— Start of Data extract —
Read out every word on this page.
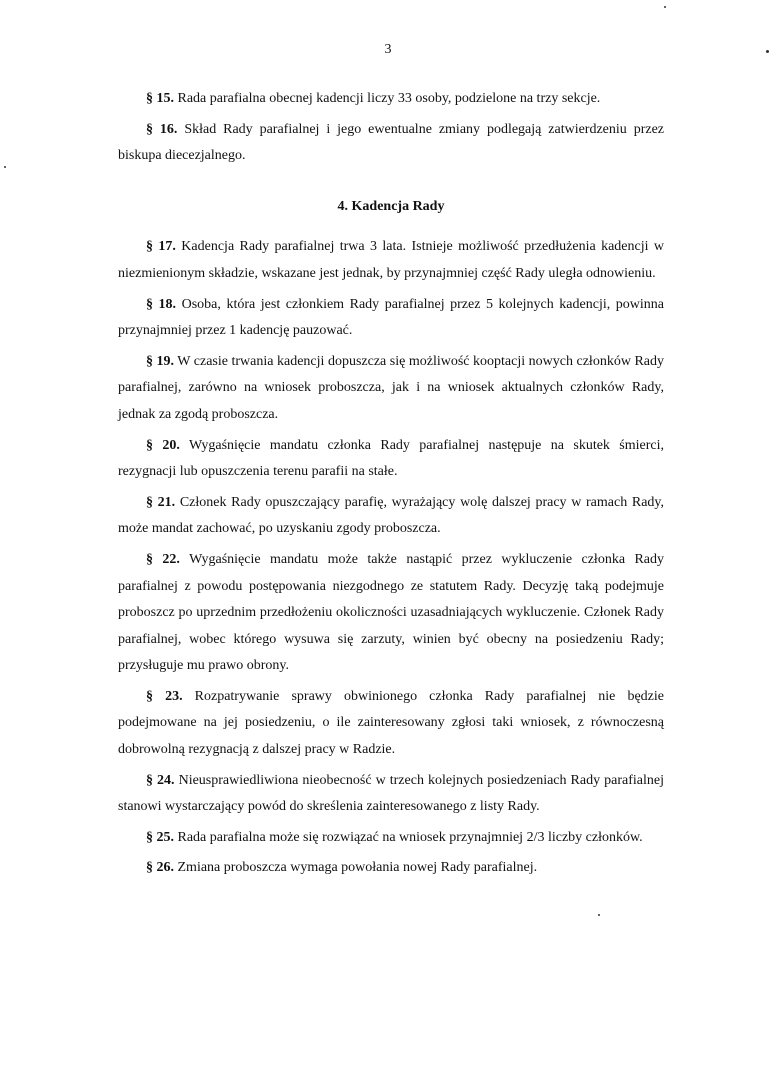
3

§ 15. Rada parafialna obecnej kadencji liczy 33 osoby, podzielone na trzy sekcje.

§ 16. Skład Rady parafialnej i jego ewentualne zmiany podlegają zatwierdzeniu przez biskupa diecezjalnego.

4. Kadencja Rady

§ 17. Kadencja Rady parafialnej trwa 3 lata. Istnieje możliwość przedłużenia kadencji w niezmienionym składzie, wskazane jest jednak, by przynajmniej część Rady uległa odnowieniu.

§ 18. Osoba, która jest członkiem Rady parafialnej przez 5 kolejnych kadencji, powinna przynajmniej przez 1 kadencję pauzować.

§ 19. W czasie trwania kadencji dopuszcza się możliwość kooptacji nowych członków Rady parafialnej, zarówno na wniosek proboszcza, jak i na wniosek aktualnych członków Rady, jednak za zgodą proboszcza.

§ 20. Wygaśnięcie mandatu członka Rady parafialnej następuje na skutek śmierci, rezygnacji lub opuszczenia terenu parafii na stałe.

§ 21. Członek Rady opuszczający parafię, wyrażający wolę dalszej pracy w ramach Rady, może mandat zachować, po uzyskaniu zgody proboszcza.

§ 22. Wygaśnięcie mandatu może także nastąpić przez wykluczenie członka Rady parafialnej z powodu postępowania niezgodnego ze statutem Rady. Decyzję taką podejmuje proboszcz po uprzednim przedłożeniu okoliczności uzasadniających wykluczenie. Członek Rady parafialnej, wobec którego wysuwa się zarzuty, winien być obecny na posiedzeniu Rady; przysługuje mu prawo obrony.

§ 23. Rozpatrywanie sprawy obwinionego członka Rady parafialnej nie będzie podejmowane na jej posiedzeniu, o ile zainteresowany zgłosi taki wniosek, z równoczesną dobrowolną rezygnacją z dalszej pracy w Radzie.

§ 24. Nieusprawiedliwiona nieobecność w trzech kolejnych posiedzeniach Rady parafialnej stanowi wystarczający powód do skreślenia zainteresowanego z listy Rady.

§ 25. Rada parafialna może się rozwiązać na wniosek przynajmniej 2/3 liczby członków.

§ 26. Zmiana proboszcza wymaga powołania nowej Rady parafialnej.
— End of Data extract —
### Problem
Set down the complete material exactly, but do not include the images.

### Result of the task
Read out every word on this page.
3

§ 15. Rada parafialna obecnej kadencji liczy 33 osoby, podzielone na trzy sekcje.

§ 16. Skład Rady parafialnej i jego ewentualne zmiany podlegają zatwierdzeniu przez biskupa diecezjalnego.

4. Kadencja Rady

§ 17. Kadencja Rady parafialnej trwa 3 lata. Istnieje możliwość przedłużenia kadencji w niezmienionym składzie, wskazane jest jednak, by przynajmniej część Rady uległa odnowieniu.

§ 18. Osoba, która jest członkiem Rady parafialnej przez 5 kolejnych kadencji, powinna przynajmniej przez 1 kadencję pauzować.

§ 19. W czasie trwania kadencji dopuszcza się możliwość kooptacji nowych członków Rady parafialnej, zarówno na wniosek proboszcza, jak i na wniosek aktualnych członków Rady, jednak za zgodą proboszcza.

§ 20. Wygaśnięcie mandatu członka Rady parafialnej następuje na skutek śmierci, rezygnacji lub opuszczenia terenu parafii na stałe.

§ 21. Członek Rady opuszczający parafię, wyrażający wolę dalszej pracy w ramach Rady, może mandat zachować, po uzyskaniu zgody proboszcza.

§ 22. Wygaśnięcie mandatu może także nastąpić przez wykluczenie członka Rady parafialnej z powodu postępowania niezgodnego ze statutem Rady. Decyzję taką podejmuje proboszcz po uprzednim przedłożeniu okoliczności uzasadniających wykluczenie. Członek Rady parafialnej, wobec którego wysuwa się zarzuty, winien być obecny na posiedzeniu Rady; przysługuje mu prawo obrony.

§ 23. Rozpatrywanie sprawy obwinionego członka Rady parafialnej nie będzie podejmowane na jej posiedzeniu, o ile zainteresowany zgłosi taki wniosek, z równoczesną dobrowolną rezygnacją z dalszej pracy w Radzie.

§ 24. Nieusprawiedliwiona nieobecność w trzech kolejnych posiedzeniach Rady parafialnej stanowi wystarczający powód do skreślenia zainteresowanego z listy Rady.

§ 25. Rada parafialna może się rozwiązać na wniosek przynajmniej 2/3 liczby członków.

§ 26. Zmiana proboszcza wymaga powołania nowej Rady parafialnej.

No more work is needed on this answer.